Could you write out the records below exactly as they appear?

━━━ Given entries ━━━

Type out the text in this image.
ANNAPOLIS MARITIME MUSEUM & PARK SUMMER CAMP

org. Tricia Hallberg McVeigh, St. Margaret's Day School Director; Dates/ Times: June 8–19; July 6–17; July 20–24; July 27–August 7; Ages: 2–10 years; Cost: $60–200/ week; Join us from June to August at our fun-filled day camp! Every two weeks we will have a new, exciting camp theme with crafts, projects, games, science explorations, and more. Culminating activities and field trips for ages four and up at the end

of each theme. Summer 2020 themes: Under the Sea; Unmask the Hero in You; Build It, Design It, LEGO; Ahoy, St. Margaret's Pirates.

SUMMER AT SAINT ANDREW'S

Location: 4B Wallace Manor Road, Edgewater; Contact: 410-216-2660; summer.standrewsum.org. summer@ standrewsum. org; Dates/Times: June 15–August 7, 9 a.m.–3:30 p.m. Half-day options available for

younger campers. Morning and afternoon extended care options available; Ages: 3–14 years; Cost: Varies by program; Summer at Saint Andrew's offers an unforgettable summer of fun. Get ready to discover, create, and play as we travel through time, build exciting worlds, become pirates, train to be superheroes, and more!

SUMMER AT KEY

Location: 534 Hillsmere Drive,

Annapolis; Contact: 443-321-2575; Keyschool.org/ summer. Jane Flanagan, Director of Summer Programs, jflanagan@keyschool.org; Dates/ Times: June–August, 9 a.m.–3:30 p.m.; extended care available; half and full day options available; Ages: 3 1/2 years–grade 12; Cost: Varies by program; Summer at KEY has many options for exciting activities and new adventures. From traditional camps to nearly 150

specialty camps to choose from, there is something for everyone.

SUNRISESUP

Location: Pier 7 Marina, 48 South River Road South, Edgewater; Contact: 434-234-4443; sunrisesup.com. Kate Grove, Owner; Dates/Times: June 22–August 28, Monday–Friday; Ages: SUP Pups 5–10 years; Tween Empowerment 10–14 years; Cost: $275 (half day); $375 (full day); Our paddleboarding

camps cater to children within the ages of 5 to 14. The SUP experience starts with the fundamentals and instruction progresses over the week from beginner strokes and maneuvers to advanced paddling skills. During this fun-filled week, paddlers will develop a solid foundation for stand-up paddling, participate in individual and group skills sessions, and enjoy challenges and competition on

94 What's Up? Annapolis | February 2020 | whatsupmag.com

━━━

__Answer to this problem__
Type out the text in this image.
ANNAPOLIS MARITIME MUSEUM & PARK SUMMER CAMP

org. Tricia Hallberg McVeigh, St. Margaret's Day School Director; Dates/ Times: June 8–19; July 6–17; July 20–24; July 27–August 7; Ages: 2–10 years; Cost: $60–200/ week; Join us from June to August at our fun-filled day camp! Every two weeks we will have a new, exciting camp theme with crafts, projects, games, science explorations, and more. Culminating activities and field trips for ages four and up at the end

of each theme. Summer 2020 themes: Under the Sea; Unmask the Hero in You; Build It, Design It, LEGO; Ahoy, St. Margaret's Pirates.

SUMMER AT SAINT ANDREW'S

Location: 4B Wallace Manor Road, Edgewater; Contact: 410-216-2660; summer.standrewsum.org. summer@ standrewsum. org; Dates/Times: June 15–August 7, 9 a.m.–3:30 p.m. Half-day options available for

younger campers. Morning and afternoon extended care options available; Ages: 3–14 years; Cost: Varies by program; Summer at Saint Andrew's offers an unforgettable summer of fun. Get ready to discover, create, and play as we travel through time, build exciting worlds, become pirates, train to be superheroes, and more!

SUMMER AT KEY

Location: 534 Hillsmere Drive,

Annapolis; Contact: 443-321-2575; Keyschool.org/ summer. Jane Flanagan, Director of Summer Programs, jflanagan@keyschool.org; Dates/ Times: June–August, 9 a.m.–3:30 p.m.; extended care available; half and full day options available; Ages: 3 1/2 years–grade 12; Cost: Varies by program; Summer at KEY has many options for exciting activities and new adventures. From traditional camps to nearly 150

specialty camps to choose from, there is something for everyone.

SUNRISESUP

Location: Pier 7 Marina, 48 South River Road South, Edgewater; Contact: 434-234-4443; sunrisesup.com. Kate Grove, Owner; Dates/Times: June 22–August 28, Monday–Friday; Ages: SUP Pups 5–10 years; Tween Empowerment 10–14 years; Cost: $275 (half day); $375 (full day); Our paddleboarding

camps cater to children within the ages of 5 to 14. The SUP experience starts with the fundamentals and instruction progresses over the week from beginner strokes and maneuvers to advanced paddling skills. During this fun-filled week, paddlers will develop a solid foundation for stand-up paddling, participate in individual and group skills sessions, and enjoy challenges and competition on

94 What's Up? Annapolis | February 2020 | whatsupmag.com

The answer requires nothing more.